The data below must be copied in full and without any change.
▼
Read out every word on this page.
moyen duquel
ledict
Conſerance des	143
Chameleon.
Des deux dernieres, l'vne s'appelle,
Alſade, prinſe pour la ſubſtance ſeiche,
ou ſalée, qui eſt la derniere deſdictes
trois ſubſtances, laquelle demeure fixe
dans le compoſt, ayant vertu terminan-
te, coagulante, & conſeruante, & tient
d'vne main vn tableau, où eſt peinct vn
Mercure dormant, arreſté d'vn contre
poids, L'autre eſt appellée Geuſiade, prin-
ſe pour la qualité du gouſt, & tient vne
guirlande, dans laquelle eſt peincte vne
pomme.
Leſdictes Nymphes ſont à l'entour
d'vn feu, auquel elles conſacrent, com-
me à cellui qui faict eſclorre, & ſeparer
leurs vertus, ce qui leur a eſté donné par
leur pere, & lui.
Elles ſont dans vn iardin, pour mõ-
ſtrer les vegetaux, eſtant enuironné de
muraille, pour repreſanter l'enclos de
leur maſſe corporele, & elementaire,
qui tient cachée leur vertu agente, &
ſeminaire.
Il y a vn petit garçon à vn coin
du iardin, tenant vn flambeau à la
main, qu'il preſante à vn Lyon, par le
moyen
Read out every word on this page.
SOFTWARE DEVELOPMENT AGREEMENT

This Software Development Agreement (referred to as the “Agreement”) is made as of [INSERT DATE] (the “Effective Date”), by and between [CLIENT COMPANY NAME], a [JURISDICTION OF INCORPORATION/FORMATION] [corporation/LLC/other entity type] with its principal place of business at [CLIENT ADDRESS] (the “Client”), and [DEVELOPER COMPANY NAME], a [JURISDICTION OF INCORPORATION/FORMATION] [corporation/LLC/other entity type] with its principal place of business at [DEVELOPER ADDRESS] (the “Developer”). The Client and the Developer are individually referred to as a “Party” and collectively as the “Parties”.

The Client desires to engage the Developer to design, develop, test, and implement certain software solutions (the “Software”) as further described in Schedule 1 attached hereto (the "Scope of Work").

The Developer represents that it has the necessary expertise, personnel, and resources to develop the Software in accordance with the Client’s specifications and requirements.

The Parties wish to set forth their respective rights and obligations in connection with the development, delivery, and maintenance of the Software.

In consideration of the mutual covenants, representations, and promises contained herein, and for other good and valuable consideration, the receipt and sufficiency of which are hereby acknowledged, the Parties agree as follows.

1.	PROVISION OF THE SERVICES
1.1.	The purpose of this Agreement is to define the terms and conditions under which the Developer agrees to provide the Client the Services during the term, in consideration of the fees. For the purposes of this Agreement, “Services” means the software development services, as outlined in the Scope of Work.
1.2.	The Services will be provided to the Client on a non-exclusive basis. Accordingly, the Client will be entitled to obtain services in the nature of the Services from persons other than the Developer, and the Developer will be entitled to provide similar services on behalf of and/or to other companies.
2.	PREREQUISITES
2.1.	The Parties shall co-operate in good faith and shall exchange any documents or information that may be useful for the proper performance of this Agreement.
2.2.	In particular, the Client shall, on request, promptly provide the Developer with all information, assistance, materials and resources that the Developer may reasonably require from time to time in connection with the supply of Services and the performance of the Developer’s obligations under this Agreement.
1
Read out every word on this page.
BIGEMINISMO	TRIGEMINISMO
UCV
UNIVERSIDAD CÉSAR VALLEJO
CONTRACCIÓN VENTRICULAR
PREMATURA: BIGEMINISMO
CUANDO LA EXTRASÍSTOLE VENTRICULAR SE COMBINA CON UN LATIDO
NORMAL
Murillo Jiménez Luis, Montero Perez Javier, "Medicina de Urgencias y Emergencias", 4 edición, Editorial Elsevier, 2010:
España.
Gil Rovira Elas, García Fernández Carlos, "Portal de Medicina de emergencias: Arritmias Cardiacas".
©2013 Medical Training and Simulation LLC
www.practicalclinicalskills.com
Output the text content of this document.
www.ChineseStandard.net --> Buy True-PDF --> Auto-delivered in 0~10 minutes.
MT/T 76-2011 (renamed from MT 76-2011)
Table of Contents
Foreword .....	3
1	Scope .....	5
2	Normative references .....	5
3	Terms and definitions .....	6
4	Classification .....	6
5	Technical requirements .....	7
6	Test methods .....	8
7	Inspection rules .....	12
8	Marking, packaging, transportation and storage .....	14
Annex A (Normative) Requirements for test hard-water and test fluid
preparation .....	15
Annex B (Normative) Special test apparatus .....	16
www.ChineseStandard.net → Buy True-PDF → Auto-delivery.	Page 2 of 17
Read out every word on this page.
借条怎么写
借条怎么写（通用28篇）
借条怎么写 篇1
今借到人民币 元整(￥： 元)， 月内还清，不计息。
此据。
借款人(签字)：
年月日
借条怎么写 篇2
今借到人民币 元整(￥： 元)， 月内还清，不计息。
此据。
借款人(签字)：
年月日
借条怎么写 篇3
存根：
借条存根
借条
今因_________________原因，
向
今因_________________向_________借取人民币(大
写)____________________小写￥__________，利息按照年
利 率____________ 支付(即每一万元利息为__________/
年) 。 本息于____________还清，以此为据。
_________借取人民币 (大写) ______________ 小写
▲
■ Exercise result:
Read out every word on this page.
moyen duquel
ledict
Conſerance des	143
Chameleon.
Des deux dernieres, l'vne s'appelle,
Alſade, prinſe pour la ſubſtance ſeiche,
ou ſalée, qui eſt la derniere deſdictes
trois ſubſtances, laquelle demeure fixe
dans le compoſt, ayant vertu terminan-
te, coagulante, & conſeruante, & tient
d'vne main vn tableau, où eſt peinct vn
Mercure dormant, arreſté d'vn contre
poids, L'autre eſt appellée Geuſiade, prin-
ſe pour la qualité du gouſt, & tient vne
guirlande, dans laquelle eſt peincte vne
pomme.
Leſdictes Nymphes ſont à l'entour
d'vn feu, auquel elles conſacrent, com-
me à cellui qui faict eſclorre, & ſeparer
leurs vertus, ce qui leur a eſté donné par
leur pere, & lui.
Elles ſont dans vn iardin, pour mõ-
ſtrer les vegetaux, eſtant enuironné de
muraille, pour repreſanter l'enclos de
leur maſſe corporele, & elementaire,
qui tient cachée leur vertu agente, &
ſeminaire.
Il y a vn petit garçon à vn coin
du iardin, tenant vn flambeau à la
main, qu'il preſante à vn Lyon, par le
moyen
Read out every word on this page.
SOFTWARE DEVELOPMENT AGREEMENT

This Software Development Agreement (referred to as the “Agreement”) is made as of [INSERT DATE] (the “Effective Date”), by and between [CLIENT COMPANY NAME], a [JURISDICTION OF INCORPORATION/FORMATION] [corporation/LLC/other entity type] with its principal place of business at [CLIENT ADDRESS] (the “Client”), and [DEVELOPER COMPANY NAME], a [JURISDICTION OF INCORPORATION/FORMATION] [corporation/LLC/other entity type] with its principal place of business at [DEVELOPER ADDRESS] (the “Developer”). The Client and the Developer are individually referred to as a “Party” and collectively as the “Parties”.

The Client desires to engage the Developer to design, develop, test, and implement certain software solutions (the “Software”) as further described in Schedule 1 attached hereto (the "Scope of Work").

The Developer represents that it has the necessary expertise, personnel, and resources to develop the Software in accordance with the Client’s specifications and requirements.

The Parties wish to set forth their respective rights and obligations in connection with the development, delivery, and maintenance of the Software.

In consideration of the mutual covenants, representations, and promises contained herein, and for other good and valuable consideration, the receipt and sufficiency of which are hereby acknowledged, the Parties agree as follows.

1.	PROVISION OF THE SERVICES
1.1.	The purpose of this Agreement is to define the terms and conditions under which the Developer agrees to provide the Client the Services during the term, in consideration of the fees. For the purposes of this Agreement, “Services” means the software development services, as outlined in the Scope of Work.
1.2.	The Services will be provided to the Client on a non-exclusive basis. Accordingly, the Client will be entitled to obtain services in the nature of the Services from persons other than the Developer, and the Developer will be entitled to provide similar services on behalf of and/or to other companies.
2.	PREREQUISITES
2.1.	The Parties shall co-operate in good faith and shall exchange any documents or information that may be useful for the proper performance of this Agreement.
2.2.	In particular, the Client shall, on request, promptly provide the Developer with all information, assistance, materials and resources that the Developer may reasonably require from time to time in connection with the supply of Services and the performance of the Developer’s obligations under this Agreement.
1
Read out every word on this page.
BIGEMINISMO	TRIGEMINISMO
UCV
UNIVERSIDAD CÉSAR VALLEJO
CONTRACCIÓN VENTRICULAR
PREMATURA: BIGEMINISMO
CUANDO LA EXTRASÍSTOLE VENTRICULAR SE COMBINA CON UN LATIDO
NORMAL
Murillo Jiménez Luis, Montero Perez Javier, "Medicina de Urgencias y Emergencias", 4 edición, Editorial Elsevier, 2010:
España.
Gil Rovira Elas, García Fernández Carlos, "Portal de Medicina de emergencias: Arritmias Cardiacas".
©2013 Medical Training and Simulation LLC
www.practicalclinicalskills.com
Output the text content of this document.
www.ChineseStandard.net --> Buy True-PDF --> Auto-delivered in 0~10 minutes.
MT/T 76-2011 (renamed from MT 76-2011)
Table of Contents
Foreword .....	3
1	Scope .....	5
2	Normative references .....	5
3	Terms and definitions .....	6
4	Classification .....	6
5	Technical requirements .....	7
6	Test methods .....	8
7	Inspection rules .....	12
8	Marking, packaging, transportation and storage .....	14
Annex A (Normative) Requirements for test hard-water and test fluid
preparation .....	15
Annex B (Normative) Special test apparatus .....	16
www.ChineseStandard.net → Buy True-PDF → Auto-delivery.	Page 2 of 17
Read out every word on this page.
借条怎么写
借条怎么写（通用28篇）
借条怎么写 篇1
今借到人民币 元整(￥： 元)， 月内还清，不计息。
此据。
借款人(签字)：
年月日
借条怎么写 篇2
今借到人民币 元整(￥： 元)， 月内还清，不计息。
此据。
借款人(签字)：
年月日
借条怎么写 篇3
存根：
借条存根
借条
今因_________________原因，
向
今因_________________向_________借取人民币(大
写)____________________小写￥__________，利息按照年
利 率____________ 支付(即每一万元利息为__________/
年) 。 本息于____________还清，以此为据。
_________借取人民币 (大写) ______________ 小写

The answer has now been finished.